----- Recorded information

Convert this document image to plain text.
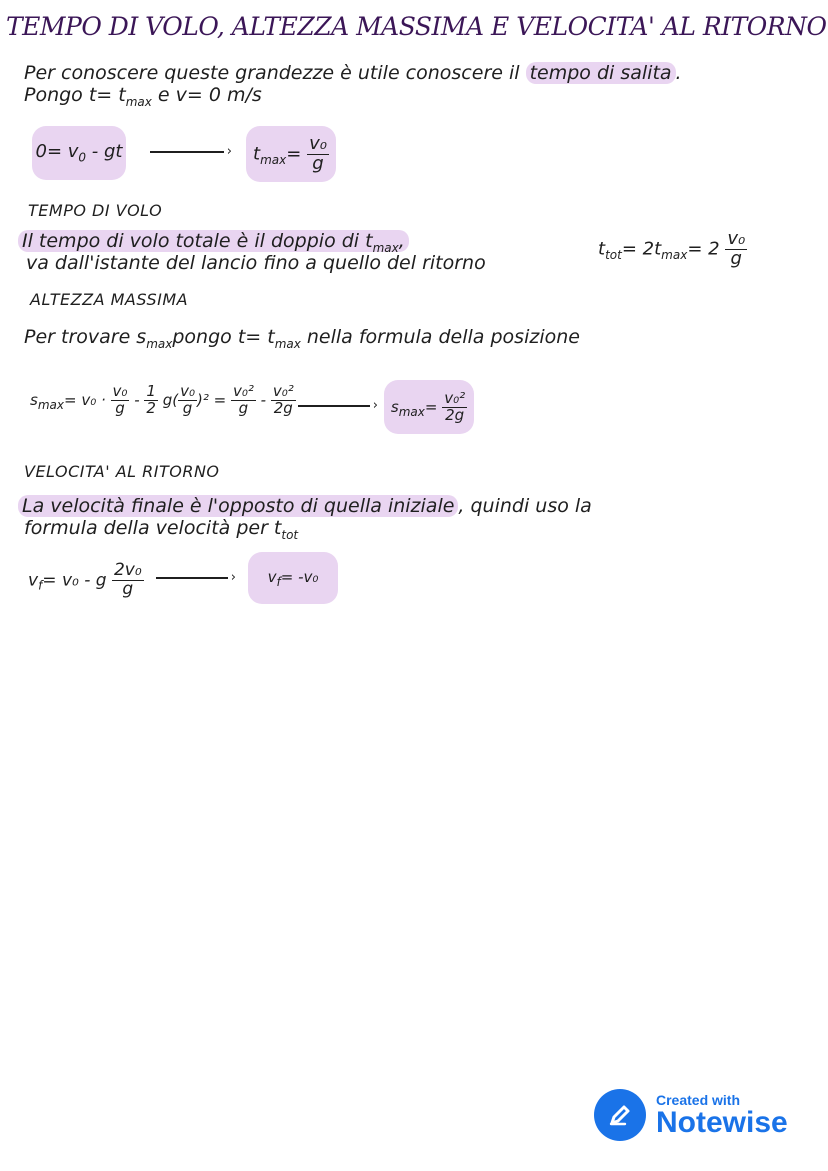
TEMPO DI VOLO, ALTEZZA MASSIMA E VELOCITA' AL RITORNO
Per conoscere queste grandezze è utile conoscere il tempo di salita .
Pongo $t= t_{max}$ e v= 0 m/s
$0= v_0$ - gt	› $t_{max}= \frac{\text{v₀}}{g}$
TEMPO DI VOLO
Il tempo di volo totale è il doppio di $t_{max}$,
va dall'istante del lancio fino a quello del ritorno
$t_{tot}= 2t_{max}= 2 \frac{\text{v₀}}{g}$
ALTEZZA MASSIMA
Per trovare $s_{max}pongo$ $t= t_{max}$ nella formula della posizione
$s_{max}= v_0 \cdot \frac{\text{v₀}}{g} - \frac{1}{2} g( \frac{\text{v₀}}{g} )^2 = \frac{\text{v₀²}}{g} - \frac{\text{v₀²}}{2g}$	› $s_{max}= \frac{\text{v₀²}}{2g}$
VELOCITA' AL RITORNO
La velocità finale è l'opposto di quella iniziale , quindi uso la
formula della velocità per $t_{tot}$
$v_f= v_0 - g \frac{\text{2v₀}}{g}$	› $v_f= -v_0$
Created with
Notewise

----------
----- Recorded information

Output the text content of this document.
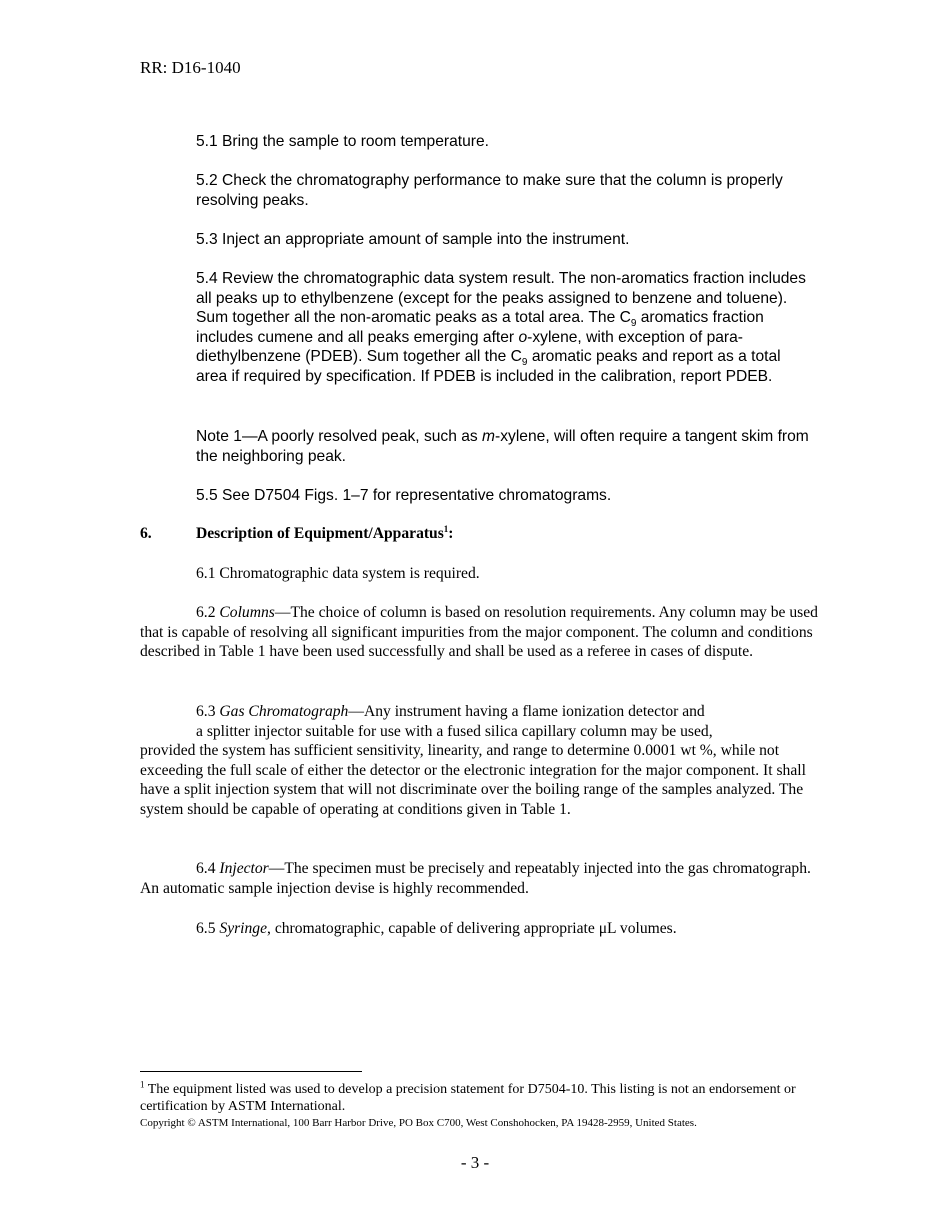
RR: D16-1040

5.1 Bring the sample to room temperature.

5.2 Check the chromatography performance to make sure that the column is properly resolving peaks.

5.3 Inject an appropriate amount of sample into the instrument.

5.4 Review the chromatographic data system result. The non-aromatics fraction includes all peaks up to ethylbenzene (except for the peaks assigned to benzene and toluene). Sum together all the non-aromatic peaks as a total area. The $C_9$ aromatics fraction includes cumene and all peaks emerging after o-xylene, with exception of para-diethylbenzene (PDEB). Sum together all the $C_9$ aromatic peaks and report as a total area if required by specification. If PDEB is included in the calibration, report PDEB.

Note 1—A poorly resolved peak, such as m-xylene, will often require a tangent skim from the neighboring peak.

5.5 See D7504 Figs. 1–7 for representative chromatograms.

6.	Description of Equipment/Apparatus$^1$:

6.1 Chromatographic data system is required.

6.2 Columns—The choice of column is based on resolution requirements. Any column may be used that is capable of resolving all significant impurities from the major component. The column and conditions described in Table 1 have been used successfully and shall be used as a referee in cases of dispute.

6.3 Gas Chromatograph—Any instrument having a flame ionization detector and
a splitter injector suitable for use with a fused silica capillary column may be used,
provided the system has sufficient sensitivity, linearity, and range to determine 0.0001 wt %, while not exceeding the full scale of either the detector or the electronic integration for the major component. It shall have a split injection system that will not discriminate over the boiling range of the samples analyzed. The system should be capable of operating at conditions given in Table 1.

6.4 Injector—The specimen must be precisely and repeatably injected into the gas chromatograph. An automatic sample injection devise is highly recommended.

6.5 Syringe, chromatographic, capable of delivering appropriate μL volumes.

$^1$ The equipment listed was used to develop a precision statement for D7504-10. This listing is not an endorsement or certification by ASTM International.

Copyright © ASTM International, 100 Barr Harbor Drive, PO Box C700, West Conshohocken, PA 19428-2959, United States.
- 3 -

----------

▸ **Directions for this task**: What is the number of lines holding the word "text"? State it alone.

▸ **Answer to this exercise**: 6